**Work required**
Establish how many lines in the material include the string "JSON" and report it as a lone number.

**Exercise data**
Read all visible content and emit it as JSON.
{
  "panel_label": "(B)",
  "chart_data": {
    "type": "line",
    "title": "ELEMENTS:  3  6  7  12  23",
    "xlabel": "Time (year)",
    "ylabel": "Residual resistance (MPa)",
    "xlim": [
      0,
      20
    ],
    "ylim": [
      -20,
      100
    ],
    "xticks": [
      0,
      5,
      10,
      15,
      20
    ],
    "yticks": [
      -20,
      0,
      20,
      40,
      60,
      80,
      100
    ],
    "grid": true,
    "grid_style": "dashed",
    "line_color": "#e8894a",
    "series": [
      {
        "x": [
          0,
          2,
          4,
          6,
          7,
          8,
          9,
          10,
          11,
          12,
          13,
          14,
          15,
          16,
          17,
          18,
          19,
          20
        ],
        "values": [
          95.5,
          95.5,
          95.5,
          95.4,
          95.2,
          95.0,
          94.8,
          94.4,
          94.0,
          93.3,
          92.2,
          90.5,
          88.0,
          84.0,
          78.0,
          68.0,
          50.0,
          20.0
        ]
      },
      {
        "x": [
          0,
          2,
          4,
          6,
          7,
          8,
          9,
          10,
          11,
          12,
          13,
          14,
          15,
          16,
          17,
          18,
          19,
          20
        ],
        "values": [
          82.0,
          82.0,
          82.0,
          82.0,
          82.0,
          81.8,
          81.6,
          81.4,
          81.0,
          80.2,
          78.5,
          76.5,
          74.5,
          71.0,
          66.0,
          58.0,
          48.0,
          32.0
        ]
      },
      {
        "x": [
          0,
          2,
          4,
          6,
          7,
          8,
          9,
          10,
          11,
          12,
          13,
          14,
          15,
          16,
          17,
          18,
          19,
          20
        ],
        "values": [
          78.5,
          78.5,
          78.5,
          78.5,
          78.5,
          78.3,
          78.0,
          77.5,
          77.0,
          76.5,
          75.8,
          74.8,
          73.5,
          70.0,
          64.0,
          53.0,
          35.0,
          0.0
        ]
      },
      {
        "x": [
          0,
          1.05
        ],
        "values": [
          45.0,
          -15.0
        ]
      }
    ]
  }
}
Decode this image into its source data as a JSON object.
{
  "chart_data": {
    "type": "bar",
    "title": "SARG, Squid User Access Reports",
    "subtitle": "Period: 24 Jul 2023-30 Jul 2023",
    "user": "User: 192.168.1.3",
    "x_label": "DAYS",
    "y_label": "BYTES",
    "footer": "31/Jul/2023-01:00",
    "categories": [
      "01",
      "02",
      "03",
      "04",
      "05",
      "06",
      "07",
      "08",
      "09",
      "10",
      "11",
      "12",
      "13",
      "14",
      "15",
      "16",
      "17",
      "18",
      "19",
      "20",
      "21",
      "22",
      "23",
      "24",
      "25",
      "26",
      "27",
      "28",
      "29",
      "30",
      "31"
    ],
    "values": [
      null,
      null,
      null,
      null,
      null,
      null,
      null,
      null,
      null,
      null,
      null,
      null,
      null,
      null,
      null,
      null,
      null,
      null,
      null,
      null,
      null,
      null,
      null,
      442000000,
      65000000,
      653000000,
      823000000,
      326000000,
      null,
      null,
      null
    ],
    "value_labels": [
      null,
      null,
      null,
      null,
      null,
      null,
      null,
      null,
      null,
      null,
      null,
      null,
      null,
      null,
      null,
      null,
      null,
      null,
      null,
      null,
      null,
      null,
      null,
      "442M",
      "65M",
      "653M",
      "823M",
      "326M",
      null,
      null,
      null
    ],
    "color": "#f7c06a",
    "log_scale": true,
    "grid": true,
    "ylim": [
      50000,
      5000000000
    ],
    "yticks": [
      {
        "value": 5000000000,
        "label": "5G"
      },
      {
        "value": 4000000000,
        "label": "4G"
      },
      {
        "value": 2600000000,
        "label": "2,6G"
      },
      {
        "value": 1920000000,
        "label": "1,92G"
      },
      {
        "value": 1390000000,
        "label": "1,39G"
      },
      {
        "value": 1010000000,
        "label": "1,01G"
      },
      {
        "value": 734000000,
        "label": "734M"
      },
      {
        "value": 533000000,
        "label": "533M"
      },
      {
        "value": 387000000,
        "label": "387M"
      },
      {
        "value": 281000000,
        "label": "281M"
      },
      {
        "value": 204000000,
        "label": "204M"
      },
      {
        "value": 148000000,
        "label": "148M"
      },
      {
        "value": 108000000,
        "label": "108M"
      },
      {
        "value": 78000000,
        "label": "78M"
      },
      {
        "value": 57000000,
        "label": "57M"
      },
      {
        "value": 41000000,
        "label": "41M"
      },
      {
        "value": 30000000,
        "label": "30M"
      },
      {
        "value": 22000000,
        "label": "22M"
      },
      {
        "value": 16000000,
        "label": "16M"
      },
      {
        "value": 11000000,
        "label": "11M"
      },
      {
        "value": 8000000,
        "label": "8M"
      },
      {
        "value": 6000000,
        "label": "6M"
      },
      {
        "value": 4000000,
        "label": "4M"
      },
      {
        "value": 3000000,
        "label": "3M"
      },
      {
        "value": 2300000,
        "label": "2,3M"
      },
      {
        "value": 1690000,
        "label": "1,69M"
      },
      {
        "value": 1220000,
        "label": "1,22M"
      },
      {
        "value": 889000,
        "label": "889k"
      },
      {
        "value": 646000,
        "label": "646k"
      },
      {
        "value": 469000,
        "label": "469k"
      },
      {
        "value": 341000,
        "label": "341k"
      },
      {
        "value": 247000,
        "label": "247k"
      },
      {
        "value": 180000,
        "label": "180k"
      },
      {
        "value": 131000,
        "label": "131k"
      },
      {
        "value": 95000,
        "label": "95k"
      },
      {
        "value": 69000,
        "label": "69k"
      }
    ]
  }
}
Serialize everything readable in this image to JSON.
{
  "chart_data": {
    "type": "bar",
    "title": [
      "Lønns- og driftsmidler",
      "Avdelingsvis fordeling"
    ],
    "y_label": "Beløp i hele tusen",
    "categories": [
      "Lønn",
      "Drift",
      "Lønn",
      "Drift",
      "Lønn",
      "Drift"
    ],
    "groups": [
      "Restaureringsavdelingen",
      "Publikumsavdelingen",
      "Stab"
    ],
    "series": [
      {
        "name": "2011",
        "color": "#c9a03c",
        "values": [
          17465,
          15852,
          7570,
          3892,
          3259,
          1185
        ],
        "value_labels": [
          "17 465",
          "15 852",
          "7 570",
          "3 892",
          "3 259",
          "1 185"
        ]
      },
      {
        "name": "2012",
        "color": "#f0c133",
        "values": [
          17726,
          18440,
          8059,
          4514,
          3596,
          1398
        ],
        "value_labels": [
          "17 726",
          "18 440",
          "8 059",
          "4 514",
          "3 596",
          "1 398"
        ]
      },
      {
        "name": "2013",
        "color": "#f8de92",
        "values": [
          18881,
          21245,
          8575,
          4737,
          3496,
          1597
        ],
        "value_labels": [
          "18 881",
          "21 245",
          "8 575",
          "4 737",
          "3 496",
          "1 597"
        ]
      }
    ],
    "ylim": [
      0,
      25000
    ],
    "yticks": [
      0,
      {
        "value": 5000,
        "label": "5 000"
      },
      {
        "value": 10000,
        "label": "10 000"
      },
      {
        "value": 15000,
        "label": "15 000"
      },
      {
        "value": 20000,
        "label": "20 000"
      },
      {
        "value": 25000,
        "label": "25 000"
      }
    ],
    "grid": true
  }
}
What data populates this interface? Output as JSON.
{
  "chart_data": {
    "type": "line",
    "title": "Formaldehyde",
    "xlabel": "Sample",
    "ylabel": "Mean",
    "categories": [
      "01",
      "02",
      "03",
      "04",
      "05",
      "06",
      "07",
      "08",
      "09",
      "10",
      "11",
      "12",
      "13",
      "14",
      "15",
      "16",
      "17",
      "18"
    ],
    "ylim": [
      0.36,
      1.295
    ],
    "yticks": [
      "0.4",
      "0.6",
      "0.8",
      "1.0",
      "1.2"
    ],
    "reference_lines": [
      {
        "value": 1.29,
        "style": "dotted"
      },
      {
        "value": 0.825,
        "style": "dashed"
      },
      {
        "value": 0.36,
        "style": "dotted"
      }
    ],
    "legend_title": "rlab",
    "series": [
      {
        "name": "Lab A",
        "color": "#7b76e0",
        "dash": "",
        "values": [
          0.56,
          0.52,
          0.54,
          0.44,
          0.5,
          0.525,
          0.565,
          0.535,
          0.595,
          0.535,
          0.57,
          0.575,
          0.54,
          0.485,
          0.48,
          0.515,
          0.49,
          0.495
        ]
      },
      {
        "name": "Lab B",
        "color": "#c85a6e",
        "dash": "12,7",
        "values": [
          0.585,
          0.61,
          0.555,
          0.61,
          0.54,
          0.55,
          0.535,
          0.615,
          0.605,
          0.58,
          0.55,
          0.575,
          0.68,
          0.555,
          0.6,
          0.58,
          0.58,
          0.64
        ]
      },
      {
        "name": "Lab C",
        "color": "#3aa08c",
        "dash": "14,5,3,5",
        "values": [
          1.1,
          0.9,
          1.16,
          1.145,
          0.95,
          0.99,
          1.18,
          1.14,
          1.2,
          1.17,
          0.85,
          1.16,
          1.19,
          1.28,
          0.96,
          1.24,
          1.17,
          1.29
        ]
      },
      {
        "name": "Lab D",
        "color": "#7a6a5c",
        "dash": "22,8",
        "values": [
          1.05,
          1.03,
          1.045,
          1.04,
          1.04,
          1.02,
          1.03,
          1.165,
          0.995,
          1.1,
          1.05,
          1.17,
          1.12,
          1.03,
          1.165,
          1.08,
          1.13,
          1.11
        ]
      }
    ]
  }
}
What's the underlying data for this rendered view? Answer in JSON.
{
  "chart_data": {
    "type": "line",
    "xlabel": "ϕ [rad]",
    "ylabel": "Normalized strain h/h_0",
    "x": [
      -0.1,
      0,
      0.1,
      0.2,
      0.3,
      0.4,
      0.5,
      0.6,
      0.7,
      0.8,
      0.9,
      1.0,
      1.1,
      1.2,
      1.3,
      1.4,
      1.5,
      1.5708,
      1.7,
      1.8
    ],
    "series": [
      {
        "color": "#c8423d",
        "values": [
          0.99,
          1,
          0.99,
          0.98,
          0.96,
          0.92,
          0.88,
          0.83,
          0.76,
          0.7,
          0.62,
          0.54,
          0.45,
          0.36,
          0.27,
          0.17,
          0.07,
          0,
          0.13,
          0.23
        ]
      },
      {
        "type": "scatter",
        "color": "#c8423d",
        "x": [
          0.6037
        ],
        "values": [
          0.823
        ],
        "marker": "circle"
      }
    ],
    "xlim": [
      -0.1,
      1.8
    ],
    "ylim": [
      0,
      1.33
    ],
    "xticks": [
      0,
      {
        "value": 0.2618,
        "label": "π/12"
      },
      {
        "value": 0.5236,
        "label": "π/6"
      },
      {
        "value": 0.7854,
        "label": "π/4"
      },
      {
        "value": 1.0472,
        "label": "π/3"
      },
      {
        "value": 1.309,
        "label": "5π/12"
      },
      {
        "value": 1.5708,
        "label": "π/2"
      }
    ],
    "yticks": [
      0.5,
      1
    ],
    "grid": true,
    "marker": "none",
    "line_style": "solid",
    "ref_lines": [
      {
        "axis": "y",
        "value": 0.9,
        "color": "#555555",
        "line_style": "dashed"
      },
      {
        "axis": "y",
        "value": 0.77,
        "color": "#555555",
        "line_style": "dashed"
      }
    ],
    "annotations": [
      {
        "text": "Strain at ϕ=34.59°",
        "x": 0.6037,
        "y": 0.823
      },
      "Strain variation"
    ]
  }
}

**Response for this exercise**
5